▶ Problem statement
Go through the data and count the lines holding the string "Cytoplasmic". Write only the number.

▶ Data to process
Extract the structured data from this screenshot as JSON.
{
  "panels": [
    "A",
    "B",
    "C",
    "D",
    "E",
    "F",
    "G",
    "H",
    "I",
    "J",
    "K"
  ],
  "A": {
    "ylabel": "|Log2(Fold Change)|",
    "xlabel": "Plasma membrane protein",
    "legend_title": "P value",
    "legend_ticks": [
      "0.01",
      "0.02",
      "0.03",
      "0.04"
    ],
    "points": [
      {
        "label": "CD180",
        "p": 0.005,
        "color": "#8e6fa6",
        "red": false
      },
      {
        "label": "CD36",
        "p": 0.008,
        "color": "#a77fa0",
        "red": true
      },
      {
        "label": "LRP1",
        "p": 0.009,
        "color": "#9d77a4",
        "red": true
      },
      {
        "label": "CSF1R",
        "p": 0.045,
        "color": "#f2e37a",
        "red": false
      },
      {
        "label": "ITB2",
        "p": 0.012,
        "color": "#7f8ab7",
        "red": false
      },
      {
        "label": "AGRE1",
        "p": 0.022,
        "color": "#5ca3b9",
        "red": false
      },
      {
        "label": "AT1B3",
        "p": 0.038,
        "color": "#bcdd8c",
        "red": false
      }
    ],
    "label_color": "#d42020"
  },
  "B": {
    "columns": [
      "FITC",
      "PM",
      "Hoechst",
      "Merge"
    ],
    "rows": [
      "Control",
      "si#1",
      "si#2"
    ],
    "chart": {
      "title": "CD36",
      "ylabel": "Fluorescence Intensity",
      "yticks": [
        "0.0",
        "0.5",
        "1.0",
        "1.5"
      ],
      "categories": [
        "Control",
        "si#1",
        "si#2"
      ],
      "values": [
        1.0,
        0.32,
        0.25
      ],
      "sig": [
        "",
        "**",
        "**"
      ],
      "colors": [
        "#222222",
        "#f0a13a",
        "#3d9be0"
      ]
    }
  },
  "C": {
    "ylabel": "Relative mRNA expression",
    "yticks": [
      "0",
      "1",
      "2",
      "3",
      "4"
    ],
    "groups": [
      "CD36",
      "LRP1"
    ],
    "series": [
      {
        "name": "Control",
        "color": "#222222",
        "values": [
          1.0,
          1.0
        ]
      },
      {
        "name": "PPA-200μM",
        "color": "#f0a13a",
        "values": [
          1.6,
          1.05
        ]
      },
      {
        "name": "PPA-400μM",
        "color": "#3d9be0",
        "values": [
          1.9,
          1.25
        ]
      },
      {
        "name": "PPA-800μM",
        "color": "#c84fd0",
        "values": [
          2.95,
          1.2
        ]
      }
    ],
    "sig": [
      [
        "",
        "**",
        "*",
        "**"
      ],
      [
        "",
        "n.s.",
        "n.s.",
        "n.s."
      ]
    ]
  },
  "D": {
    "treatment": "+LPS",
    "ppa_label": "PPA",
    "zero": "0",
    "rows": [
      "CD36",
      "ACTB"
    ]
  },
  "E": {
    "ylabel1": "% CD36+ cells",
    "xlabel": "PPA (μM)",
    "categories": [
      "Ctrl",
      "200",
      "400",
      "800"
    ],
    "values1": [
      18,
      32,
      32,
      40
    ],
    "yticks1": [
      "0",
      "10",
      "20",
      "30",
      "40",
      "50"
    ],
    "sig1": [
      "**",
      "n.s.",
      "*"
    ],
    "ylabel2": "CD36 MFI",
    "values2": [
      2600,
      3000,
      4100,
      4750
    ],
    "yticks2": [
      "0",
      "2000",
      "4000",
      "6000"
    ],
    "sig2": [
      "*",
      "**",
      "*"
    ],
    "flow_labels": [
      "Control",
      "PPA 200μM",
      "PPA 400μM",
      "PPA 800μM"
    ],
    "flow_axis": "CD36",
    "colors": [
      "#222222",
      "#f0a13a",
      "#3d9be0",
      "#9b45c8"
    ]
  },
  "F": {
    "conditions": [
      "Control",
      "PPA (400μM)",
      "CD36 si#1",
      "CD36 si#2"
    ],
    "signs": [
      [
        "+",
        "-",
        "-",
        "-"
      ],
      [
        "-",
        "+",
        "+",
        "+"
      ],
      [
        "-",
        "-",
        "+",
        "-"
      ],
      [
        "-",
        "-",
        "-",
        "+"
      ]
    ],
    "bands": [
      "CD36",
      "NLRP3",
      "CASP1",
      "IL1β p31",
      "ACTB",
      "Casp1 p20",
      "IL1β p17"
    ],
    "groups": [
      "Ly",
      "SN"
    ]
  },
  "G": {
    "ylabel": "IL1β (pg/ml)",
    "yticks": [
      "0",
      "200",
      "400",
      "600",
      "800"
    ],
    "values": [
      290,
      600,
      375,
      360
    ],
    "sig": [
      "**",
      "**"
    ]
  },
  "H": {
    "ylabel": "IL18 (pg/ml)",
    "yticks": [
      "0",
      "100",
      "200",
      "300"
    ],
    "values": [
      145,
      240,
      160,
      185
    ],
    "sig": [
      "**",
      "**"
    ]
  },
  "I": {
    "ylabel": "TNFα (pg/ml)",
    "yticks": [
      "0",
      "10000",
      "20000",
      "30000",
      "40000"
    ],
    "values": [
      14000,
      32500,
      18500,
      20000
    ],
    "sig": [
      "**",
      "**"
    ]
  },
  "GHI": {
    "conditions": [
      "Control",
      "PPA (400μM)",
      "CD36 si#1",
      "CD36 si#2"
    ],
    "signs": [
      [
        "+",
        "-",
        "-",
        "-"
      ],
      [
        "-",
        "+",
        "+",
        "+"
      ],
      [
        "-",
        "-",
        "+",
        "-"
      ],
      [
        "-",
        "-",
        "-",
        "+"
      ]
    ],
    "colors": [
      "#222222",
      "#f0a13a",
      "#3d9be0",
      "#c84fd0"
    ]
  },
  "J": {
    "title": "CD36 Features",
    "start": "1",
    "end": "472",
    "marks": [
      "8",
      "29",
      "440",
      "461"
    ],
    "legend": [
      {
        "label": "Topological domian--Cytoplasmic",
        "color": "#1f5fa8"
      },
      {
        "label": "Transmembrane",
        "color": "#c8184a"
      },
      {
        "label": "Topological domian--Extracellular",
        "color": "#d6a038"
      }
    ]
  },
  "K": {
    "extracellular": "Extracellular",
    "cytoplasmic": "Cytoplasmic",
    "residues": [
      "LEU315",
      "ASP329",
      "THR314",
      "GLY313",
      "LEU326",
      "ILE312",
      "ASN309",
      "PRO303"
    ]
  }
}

▶ Completed exercise
2